Report every line in the listing below where the string "인스턴스를" shows up.

▶ SUPPLIED INFORMATION
* BEGIN *

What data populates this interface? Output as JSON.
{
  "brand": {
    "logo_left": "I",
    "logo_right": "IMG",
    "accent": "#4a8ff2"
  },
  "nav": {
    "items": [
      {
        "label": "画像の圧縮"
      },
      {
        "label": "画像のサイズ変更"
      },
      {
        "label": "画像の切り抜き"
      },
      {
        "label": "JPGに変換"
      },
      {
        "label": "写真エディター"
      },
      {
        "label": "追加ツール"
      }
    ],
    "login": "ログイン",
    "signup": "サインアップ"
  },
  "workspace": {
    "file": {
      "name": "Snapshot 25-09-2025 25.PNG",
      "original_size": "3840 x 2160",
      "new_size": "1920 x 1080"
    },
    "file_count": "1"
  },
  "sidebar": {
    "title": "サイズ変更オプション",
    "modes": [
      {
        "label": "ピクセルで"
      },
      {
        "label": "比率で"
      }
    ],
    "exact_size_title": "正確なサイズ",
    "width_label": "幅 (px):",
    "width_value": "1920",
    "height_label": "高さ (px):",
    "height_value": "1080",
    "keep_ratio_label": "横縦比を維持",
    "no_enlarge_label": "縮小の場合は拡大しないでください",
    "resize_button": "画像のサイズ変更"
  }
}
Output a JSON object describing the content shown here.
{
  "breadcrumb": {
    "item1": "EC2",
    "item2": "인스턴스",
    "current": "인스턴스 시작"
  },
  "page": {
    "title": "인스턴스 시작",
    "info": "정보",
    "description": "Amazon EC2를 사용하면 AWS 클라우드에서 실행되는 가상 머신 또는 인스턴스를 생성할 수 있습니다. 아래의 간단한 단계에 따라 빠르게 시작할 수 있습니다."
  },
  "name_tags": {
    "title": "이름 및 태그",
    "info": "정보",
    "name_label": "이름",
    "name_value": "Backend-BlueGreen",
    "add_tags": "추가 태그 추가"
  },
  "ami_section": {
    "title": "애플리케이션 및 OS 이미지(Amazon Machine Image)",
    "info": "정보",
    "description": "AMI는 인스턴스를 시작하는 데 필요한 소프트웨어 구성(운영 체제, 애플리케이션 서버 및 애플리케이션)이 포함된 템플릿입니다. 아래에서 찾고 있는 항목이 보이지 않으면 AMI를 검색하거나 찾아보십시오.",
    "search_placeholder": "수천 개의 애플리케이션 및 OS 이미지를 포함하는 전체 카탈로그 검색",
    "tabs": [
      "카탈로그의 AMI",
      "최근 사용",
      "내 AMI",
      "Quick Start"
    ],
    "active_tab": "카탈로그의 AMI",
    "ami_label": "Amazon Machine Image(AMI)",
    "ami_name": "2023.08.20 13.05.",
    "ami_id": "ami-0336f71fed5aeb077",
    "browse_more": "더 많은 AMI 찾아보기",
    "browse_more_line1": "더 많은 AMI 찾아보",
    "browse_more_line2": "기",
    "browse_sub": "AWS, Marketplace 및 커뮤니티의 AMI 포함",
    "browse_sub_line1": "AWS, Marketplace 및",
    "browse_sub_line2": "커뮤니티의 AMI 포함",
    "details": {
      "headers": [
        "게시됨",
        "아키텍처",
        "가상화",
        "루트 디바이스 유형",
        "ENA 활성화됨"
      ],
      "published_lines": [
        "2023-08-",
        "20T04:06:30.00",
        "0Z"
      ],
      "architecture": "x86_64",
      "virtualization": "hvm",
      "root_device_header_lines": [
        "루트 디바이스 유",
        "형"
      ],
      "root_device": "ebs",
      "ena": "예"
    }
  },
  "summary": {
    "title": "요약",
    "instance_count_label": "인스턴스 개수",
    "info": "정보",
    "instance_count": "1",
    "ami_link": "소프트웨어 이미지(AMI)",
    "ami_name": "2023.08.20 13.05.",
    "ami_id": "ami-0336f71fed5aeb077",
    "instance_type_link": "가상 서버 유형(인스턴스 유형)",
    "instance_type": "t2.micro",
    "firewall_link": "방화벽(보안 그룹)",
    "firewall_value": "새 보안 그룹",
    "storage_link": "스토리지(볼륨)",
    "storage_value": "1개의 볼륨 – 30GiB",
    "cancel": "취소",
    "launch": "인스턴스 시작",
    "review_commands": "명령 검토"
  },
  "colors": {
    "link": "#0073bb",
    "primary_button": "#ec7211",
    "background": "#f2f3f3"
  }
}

* END *

▶ PROBLEM SOLUTION
    "description": "Amazon EC2를 사용하면 AWS 클라우드에서 실행되는 가상 머신 또는 인스턴스를 생성할 수 있습니다. 아래의 간단한 단계에 따라 빠르게 시작할 수 있습니다."
    "description": "AMI는 인스턴스를 시작하는 데 필요한 소프트웨어 구성(운영 체제, 애플리케이션 서버 및 애플리케이션)이 포함된 템플릿입니다. 아래에서 찾고 있는 항목이 보이지 않으면 AMI를 검색하거나 찾아보십시오.",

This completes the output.